> **Passage to read**
(begin)

Can anyone tell me how to get the last "+" that appears on the console from this code:

import java.util.Scanner;
public class Power2 {
    public static void main(String[] args){
        Scanner input = new Scanner(System.in);
        System.out.println("Valor [1..2^31] ?"); 
        int valor = input.nextInt();
        for(int i=0;valor<0;i++){
            System.out.println("Valor [1..2^31] ?"); 
            valor=input.nextInt();
        }
        int[] array=new int[31];
        int[] arrayvalor=new int[31];
        int resto;
        int ndivisoes=0;

        for(int i=0;valor>0;i++){    
            resto=(valor%2);
            System.out.println("resto= "+resto);
            valor=valor/2;
            System.out.println(valor);
            array[i]=resto;
            ndivisoes=i;
            arrayvalor[i]=valor;
            //System.out.println(arrayvalor[i]);
            //System.out.println("i= "+i);
        }
        int count=ndivisoes;

        for(int j=ndivisoes;j>=0;j--){
            String soma=" ";
            if(array[j]==1){
                if(j==0){
                    soma=" ";
                    System.out.print(2+"^"+j+soma);    
                }else{
                    soma="+";
                    System.out.print(2+"^"+j+soma);

                }                      
            }
        }
    }
}

4 answers

2


Simplified solution:

   ...

(end)

> **Stored data**
(begin)

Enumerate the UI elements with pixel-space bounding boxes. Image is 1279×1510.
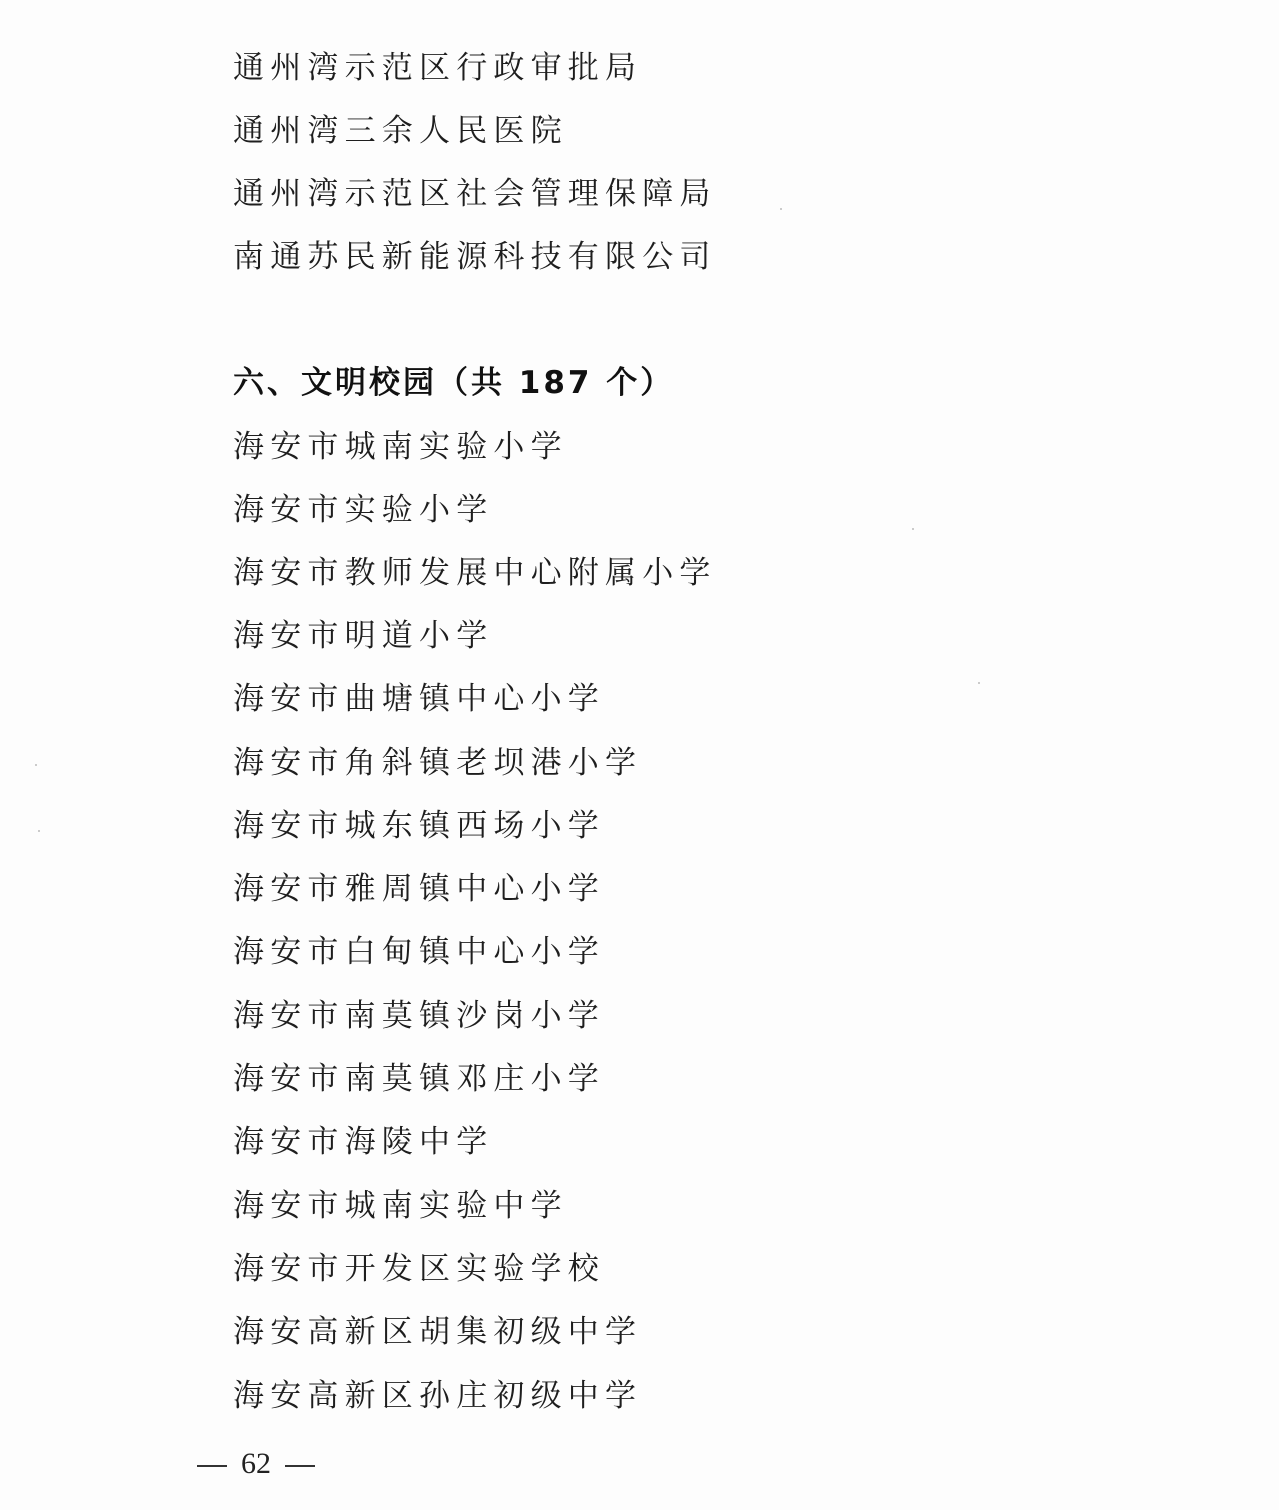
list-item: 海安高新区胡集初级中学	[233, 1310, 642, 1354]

(end)

> **Written instruction**
Copy out the Java forum thread above in full, word for word, including every line of code.

> **Exercise solution**
Can anyone tell me how to get the last "+" that appears on the console from this code:

import java.util.Scanner;
public class Power2 {
    public static void main(String[] args){
        Scanner input = new Scanner(System.in);
        System.out.println("Valor [1..2^31] ?"); 
        int valor = input.nextInt();
        for(int i=0;valor<0;i++){
            System.out.println("Valor [1..2^31] ?"); 
            valor=input.nextInt();
        }
        int[] array=new int[31];
        int[] arrayvalor=new int[31];
        int resto;
        int ndivisoes=0;

        for(int i=0;valor>0;i++){    
            resto=(valor%2);
            System.out.println("resto= "+resto);
            valor=valor/2;
            System.out.println(valor);
            array[i]=resto;
            ndivisoes=i;
            arrayvalor[i]=valor;
            //System.out.println(arrayvalor[i]);
            //System.out.println("i= "+i);
        }
        int count=ndivisoes;

        for(int j=ndivisoes;j>=0;j--){
            String soma=" ";
            if(array[j]==1){
                if(j==0){
                    soma=" ";
                    System.out.print(2+"^"+j+soma);    
                }else{
                    soma="+";
                    System.out.print(2+"^"+j+soma);

                }                      
            }
        }
    }
}

4 answers

2


Simplified solution:

   ...